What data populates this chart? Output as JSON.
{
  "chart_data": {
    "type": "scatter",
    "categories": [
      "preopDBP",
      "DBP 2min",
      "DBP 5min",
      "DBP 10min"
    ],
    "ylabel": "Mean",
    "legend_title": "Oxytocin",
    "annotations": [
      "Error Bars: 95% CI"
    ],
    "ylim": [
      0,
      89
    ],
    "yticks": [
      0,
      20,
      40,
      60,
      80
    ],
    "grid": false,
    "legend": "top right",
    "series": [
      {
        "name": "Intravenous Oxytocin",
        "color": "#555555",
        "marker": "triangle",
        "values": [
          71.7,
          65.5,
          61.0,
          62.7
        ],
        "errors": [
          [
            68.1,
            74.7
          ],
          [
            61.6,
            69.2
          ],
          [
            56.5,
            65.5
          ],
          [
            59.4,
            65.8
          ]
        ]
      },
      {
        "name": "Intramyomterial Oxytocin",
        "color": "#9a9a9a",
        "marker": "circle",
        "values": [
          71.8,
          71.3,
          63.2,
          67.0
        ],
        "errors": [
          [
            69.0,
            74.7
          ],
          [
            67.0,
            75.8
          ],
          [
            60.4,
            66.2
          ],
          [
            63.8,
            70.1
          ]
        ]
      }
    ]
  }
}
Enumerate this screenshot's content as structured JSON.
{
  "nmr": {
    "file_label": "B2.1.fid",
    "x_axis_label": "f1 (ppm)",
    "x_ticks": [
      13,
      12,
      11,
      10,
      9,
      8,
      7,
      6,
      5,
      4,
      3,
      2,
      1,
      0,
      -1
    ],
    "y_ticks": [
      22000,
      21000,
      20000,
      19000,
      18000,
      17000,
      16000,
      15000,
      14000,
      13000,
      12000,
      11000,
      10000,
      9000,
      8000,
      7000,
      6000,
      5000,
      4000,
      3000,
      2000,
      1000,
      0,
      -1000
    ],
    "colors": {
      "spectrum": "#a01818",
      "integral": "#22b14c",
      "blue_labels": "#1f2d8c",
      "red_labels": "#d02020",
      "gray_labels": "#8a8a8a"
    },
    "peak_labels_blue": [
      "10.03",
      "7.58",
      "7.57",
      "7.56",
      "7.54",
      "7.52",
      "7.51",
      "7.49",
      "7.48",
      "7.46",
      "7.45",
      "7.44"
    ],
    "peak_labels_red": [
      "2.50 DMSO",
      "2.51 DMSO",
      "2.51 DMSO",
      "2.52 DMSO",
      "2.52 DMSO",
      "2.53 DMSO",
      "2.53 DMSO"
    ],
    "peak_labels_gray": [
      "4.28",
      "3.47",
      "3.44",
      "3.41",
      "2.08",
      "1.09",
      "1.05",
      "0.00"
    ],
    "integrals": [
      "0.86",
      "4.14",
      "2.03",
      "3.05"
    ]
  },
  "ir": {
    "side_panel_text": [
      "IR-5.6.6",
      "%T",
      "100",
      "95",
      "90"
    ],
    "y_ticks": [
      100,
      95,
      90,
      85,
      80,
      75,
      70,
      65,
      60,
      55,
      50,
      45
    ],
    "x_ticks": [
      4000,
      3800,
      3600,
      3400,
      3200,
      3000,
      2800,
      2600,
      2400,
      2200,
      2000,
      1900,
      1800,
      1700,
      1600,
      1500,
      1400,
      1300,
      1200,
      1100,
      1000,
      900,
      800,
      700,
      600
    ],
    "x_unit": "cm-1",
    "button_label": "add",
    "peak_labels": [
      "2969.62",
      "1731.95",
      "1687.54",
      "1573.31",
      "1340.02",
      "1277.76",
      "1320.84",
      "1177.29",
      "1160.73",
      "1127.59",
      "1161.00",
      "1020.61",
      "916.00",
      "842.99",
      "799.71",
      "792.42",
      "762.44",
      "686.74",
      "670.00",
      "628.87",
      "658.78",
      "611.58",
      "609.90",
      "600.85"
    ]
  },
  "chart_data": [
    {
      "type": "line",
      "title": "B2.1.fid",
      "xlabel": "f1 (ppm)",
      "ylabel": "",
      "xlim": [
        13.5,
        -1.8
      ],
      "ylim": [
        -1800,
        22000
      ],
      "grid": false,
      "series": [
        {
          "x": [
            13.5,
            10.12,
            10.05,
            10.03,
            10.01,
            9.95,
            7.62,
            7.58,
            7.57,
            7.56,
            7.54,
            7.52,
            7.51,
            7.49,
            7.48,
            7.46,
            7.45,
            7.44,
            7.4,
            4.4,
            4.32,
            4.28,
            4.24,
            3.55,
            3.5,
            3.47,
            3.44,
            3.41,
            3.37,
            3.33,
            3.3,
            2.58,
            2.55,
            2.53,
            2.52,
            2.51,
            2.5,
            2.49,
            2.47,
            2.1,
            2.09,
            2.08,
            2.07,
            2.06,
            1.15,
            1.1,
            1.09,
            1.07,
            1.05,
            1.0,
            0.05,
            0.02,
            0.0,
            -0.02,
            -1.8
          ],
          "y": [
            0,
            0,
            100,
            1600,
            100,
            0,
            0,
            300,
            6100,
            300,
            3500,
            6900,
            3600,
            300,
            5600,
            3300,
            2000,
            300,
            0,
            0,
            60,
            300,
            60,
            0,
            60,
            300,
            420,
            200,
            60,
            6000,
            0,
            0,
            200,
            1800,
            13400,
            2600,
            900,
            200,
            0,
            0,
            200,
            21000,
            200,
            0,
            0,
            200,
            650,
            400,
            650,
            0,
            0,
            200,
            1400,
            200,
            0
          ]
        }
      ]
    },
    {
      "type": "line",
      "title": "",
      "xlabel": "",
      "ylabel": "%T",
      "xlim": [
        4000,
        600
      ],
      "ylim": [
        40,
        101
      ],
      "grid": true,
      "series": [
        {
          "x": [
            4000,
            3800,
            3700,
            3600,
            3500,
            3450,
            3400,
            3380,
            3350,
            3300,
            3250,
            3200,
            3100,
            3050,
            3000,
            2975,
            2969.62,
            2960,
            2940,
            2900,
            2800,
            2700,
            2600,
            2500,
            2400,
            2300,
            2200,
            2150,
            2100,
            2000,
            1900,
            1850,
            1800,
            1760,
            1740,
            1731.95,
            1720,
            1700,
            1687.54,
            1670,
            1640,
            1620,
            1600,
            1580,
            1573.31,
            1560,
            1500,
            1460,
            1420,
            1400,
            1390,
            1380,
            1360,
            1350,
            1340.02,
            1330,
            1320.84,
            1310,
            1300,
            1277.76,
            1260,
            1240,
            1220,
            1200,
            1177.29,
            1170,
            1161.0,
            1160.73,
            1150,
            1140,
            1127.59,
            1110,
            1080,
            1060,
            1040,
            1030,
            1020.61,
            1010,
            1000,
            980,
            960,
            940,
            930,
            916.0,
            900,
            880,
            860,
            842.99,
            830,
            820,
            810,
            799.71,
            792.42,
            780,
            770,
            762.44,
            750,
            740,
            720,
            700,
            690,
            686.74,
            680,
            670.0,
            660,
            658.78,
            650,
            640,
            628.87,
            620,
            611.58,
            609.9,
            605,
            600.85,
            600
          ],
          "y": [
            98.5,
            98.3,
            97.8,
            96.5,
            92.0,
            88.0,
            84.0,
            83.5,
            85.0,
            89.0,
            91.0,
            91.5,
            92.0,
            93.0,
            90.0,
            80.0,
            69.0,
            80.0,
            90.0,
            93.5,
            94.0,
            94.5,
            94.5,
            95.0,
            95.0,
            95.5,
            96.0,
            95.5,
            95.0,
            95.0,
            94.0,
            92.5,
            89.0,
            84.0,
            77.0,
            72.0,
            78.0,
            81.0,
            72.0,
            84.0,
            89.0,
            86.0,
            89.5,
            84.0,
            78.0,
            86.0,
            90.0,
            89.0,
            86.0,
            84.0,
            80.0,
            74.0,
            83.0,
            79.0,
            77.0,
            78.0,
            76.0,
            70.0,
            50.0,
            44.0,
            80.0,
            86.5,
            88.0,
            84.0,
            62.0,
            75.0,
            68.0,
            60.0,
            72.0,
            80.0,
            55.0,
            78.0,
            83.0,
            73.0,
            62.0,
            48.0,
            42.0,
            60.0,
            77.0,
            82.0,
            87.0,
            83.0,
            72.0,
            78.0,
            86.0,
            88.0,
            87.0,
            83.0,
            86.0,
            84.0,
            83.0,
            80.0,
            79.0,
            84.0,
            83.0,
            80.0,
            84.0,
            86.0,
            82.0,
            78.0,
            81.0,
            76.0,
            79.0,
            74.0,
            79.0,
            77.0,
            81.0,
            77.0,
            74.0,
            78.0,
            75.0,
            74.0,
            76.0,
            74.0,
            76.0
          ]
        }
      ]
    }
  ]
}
━━━━━━━━━━
## EXERCISE TASK
Report how many lines in the listing include the word "DMSO". Give nothing but the count.

## FINISHED ANSWER
7